[begin RECORDS FOR THIS TASK]

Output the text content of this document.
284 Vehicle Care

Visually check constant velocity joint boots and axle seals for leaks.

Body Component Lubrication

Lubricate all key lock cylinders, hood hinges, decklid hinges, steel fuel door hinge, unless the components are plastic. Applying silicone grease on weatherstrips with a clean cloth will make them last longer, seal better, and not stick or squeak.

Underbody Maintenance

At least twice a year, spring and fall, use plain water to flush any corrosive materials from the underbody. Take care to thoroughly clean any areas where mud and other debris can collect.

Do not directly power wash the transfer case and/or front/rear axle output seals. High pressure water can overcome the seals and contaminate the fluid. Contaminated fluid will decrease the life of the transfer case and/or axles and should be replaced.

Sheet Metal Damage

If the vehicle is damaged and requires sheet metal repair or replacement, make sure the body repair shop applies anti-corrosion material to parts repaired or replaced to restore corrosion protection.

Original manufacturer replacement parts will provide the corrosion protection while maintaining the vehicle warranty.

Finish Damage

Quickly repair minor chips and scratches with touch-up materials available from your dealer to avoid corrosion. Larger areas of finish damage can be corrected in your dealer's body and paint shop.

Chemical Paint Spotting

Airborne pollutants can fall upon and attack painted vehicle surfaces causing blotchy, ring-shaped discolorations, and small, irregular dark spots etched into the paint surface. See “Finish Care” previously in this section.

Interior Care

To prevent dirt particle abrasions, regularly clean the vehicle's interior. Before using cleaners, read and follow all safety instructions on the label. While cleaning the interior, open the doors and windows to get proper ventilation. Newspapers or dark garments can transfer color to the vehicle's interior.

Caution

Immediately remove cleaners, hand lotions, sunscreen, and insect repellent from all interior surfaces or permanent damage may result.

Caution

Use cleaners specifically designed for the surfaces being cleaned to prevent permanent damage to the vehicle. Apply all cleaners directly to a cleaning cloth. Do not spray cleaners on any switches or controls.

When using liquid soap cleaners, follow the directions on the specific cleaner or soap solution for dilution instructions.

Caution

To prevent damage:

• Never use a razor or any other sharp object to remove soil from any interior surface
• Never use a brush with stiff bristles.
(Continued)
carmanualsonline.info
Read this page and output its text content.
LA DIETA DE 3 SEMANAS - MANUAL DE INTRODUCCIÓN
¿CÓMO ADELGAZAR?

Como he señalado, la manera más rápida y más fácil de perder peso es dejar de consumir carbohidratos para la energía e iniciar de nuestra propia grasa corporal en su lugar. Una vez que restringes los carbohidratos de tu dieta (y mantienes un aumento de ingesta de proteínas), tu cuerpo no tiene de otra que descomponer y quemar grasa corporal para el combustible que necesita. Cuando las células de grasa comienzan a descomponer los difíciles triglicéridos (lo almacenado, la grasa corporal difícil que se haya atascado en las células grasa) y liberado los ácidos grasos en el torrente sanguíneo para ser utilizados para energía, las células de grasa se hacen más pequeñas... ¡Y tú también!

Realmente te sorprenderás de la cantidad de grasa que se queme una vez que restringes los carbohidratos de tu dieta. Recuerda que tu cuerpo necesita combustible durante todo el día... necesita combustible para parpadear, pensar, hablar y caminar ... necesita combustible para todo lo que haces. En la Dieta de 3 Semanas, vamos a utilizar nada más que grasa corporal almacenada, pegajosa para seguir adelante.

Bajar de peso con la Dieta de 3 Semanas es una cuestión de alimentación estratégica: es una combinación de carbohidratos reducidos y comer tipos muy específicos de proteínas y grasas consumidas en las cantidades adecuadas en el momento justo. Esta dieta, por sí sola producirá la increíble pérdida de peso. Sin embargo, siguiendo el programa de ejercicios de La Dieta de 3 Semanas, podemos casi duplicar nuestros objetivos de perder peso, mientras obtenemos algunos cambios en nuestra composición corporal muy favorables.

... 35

[end RECORDS FOR THIS TASK]

◆ WHAT IS EXPECTED
Transcribe the whole listing exactly.

◆ SOLUTION TO THIS PROBLEM
Output the text content of this document.
284 Vehicle Care

Visually check constant velocity joint boots and axle seals for leaks.

Body Component Lubrication

Lubricate all key lock cylinders, hood hinges, decklid hinges, steel fuel door hinge, unless the components are plastic. Applying silicone grease on weatherstrips with a clean cloth will make them last longer, seal better, and not stick or squeak.

Underbody Maintenance

At least twice a year, spring and fall, use plain water to flush any corrosive materials from the underbody. Take care to thoroughly clean any areas where mud and other debris can collect.

Do not directly power wash the transfer case and/or front/rear axle output seals. High pressure water can overcome the seals and contaminate the fluid. Contaminated fluid will decrease the life of the transfer case and/or axles and should be replaced.

Sheet Metal Damage

If the vehicle is damaged and requires sheet metal repair or replacement, make sure the body repair shop applies anti-corrosion material to parts repaired or replaced to restore corrosion protection.

Original manufacturer replacement parts will provide the corrosion protection while maintaining the vehicle warranty.

Finish Damage

Quickly repair minor chips and scratches with touch-up materials available from your dealer to avoid corrosion. Larger areas of finish damage can be corrected in your dealer's body and paint shop.

Chemical Paint Spotting

Airborne pollutants can fall upon and attack painted vehicle surfaces causing blotchy, ring-shaped discolorations, and small, irregular dark spots etched into the paint surface. See “Finish Care” previously in this section.

Interior Care

To prevent dirt particle abrasions, regularly clean the vehicle's interior. Before using cleaners, read and follow all safety instructions on the label. While cleaning the interior, open the doors and windows to get proper ventilation. Newspapers or dark garments can transfer color to the vehicle's interior.

Caution

Immediately remove cleaners, hand lotions, sunscreen, and insect repellent from all interior surfaces or permanent damage may result.

Caution

Use cleaners specifically designed for the surfaces being cleaned to prevent permanent damage to the vehicle. Apply all cleaners directly to a cleaning cloth. Do not spray cleaners on any switches or controls.

When using liquid soap cleaners, follow the directions on the specific cleaner or soap solution for dilution instructions.

Caution

To prevent damage:

• Never use a razor or any other sharp object to remove soil from any interior surface
• Never use a brush with stiff bristles.
(Continued)
carmanualsonline.info
Read this page and output its text content.
LA DIETA DE 3 SEMANAS - MANUAL DE INTRODUCCIÓN
¿CÓMO ADELGAZAR?

Como he señalado, la manera más rápida y más fácil de perder peso es dejar de consumir carbohidratos para la energía e iniciar de nuestra propia grasa corporal en su lugar. Una vez que restringes los carbohidratos de tu dieta (y mantienes un aumento de ingesta de proteínas), tu cuerpo no tiene de otra que descomponer y quemar grasa corporal para el combustible que necesita. Cuando las células de grasa comienzan a descomponer los difíciles triglicéridos (lo almacenado, la grasa corporal difícil que se haya atascado en las células grasa) y liberado los ácidos grasos en el torrente sanguíneo para ser utilizados para energía, las células de grasa se hacen más pequeñas... ¡Y tú también!

Realmente te sorprenderás de la cantidad de grasa que se queme una vez que restringes los carbohidratos de tu dieta. Recuerda que tu cuerpo necesita combustible durante todo el día... necesita combustible para parpadear, pensar, hablar y caminar ... necesita combustible para todo lo que haces. En la Dieta de 3 Semanas, vamos a utilizar nada más que grasa corporal almacenada, pegajosa para seguir adelante.

Bajar de peso con la Dieta de 3 Semanas es una cuestión de alimentación estratégica: es una combinación de carbohidratos reducidos y comer tipos muy específicos de proteínas y grasas consumidas en las cantidades adecuadas en el momento justo. Esta dieta, por sí sola producirá la increíble pérdida de peso. Sin embargo, siguiendo el programa de ejercicios de La Dieta de 3 Semanas, podemos casi duplicar nuestros objetivos de perder peso, mientras obtenemos algunos cambios en nuestra composición corporal muy favorables.

... 35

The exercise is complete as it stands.